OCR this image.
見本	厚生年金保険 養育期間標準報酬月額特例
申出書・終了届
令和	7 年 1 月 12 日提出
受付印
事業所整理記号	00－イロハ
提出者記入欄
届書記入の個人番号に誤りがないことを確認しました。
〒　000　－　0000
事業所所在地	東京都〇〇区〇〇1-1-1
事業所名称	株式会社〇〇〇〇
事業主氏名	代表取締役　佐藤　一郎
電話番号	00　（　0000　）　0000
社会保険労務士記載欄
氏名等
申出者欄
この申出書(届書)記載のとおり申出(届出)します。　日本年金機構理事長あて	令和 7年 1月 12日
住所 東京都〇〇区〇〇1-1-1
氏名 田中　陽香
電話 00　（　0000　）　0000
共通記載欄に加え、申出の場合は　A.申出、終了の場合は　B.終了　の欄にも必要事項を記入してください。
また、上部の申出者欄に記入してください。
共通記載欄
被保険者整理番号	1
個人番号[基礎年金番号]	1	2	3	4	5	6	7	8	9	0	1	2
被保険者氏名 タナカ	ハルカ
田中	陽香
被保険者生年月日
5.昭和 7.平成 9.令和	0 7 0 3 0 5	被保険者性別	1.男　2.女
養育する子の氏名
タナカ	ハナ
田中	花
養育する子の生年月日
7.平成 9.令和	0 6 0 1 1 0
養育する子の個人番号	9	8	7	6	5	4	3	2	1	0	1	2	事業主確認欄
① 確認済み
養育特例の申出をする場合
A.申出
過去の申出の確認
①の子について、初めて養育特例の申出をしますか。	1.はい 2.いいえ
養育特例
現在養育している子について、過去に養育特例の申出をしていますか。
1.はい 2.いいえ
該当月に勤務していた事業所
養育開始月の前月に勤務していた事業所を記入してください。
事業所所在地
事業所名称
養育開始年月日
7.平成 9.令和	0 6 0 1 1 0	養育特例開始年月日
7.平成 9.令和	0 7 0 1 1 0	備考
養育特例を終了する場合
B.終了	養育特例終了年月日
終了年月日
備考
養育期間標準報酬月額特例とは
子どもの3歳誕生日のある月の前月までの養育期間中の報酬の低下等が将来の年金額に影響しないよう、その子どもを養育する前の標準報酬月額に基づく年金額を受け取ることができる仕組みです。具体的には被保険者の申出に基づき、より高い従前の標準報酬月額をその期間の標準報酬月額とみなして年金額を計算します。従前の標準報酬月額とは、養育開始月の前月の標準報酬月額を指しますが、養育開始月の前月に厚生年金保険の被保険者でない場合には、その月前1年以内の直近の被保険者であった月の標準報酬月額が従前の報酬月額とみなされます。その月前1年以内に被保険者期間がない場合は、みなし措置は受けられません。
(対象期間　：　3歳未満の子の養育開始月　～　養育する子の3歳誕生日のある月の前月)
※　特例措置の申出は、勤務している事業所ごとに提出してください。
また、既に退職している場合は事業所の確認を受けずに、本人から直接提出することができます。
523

++++++

Quote all of the entries verbatim.

OCR this image.
見本	厚生年金保険 養育期間標準報酬月額特例
申出書・終了届
令和	7 年 1 月 12 日提出
受付印
事業所整理記号	00－イロハ
提出者記入欄
届書記入の個人番号に誤りがないことを確認しました。
〒　000　－　0000
事業所所在地	東京都〇〇区〇〇1-1-1
事業所名称	株式会社〇〇〇〇
事業主氏名	代表取締役　佐藤　一郎
電話番号	00　（　0000　）　0000
社会保険労務士記載欄
氏名等
申出者欄
この申出書(届書)記載のとおり申出(届出)します。　日本年金機構理事長あて	令和 7年 1月 12日
住所 東京都〇〇区〇〇1-1-1
氏名 田中　陽香
電話 00　（　0000　）　0000
共通記載欄に加え、申出の場合は　A.申出、終了の場合は　B.終了　の欄にも必要事項を記入してください。
また、上部の申出者欄に記入してください。
共通記載欄
被保険者整理番号	1
個人番号[基礎年金番号]	1	2	3	4	5	6	7	8	9	0	1	2
被保険者氏名 タナカ	ハルカ
田中	陽香
被保険者生年月日
5.昭和 7.平成 9.令和	0 7 0 3 0 5	被保険者性別	1.男　2.女
養育する子の氏名
タナカ	ハナ
田中	花
養育する子の生年月日
7.平成 9.令和	0 6 0 1 1 0
養育する子の個人番号	9	8	7	6	5	4	3	2	1	0	1	2	事業主確認欄
① 確認済み
養育特例の申出をする場合
A.申出
過去の申出の確認
①の子について、初めて養育特例の申出をしますか。	1.はい 2.いいえ
養育特例
現在養育している子について、過去に養育特例の申出をしていますか。
1.はい 2.いいえ
該当月に勤務していた事業所
養育開始月の前月に勤務していた事業所を記入してください。
事業所所在地
事業所名称
養育開始年月日
7.平成 9.令和	0 6 0 1 1 0	養育特例開始年月日
7.平成 9.令和	0 7 0 1 1 0	備考
養育特例を終了する場合
B.終了	養育特例終了年月日
終了年月日
備考
養育期間標準報酬月額特例とは
子どもの3歳誕生日のある月の前月までの養育期間中の報酬の低下等が将来の年金額に影響しないよう、その子どもを養育する前の標準報酬月額に基づく年金額を受け取ることができる仕組みです。具体的には被保険者の申出に基づき、より高い従前の標準報酬月額をその期間の標準報酬月額とみなして年金額を計算します。従前の標準報酬月額とは、養育開始月の前月の標準報酬月額を指しますが、養育開始月の前月に厚生年金保険の被保険者でない場合には、その月前1年以内の直近の被保険者であった月の標準報酬月額が従前の報酬月額とみなされます。その月前1年以内に被保険者期間がない場合は、みなし措置は受けられません。
(対象期間　：　3歳未満の子の養育開始月　～　養育する子の3歳誕生日のある月の前月)
※　特例措置の申出は、勤務している事業所ごとに提出してください。
また、既に退職している場合は事業所の確認を受けずに、本人から直接提出することができます。
523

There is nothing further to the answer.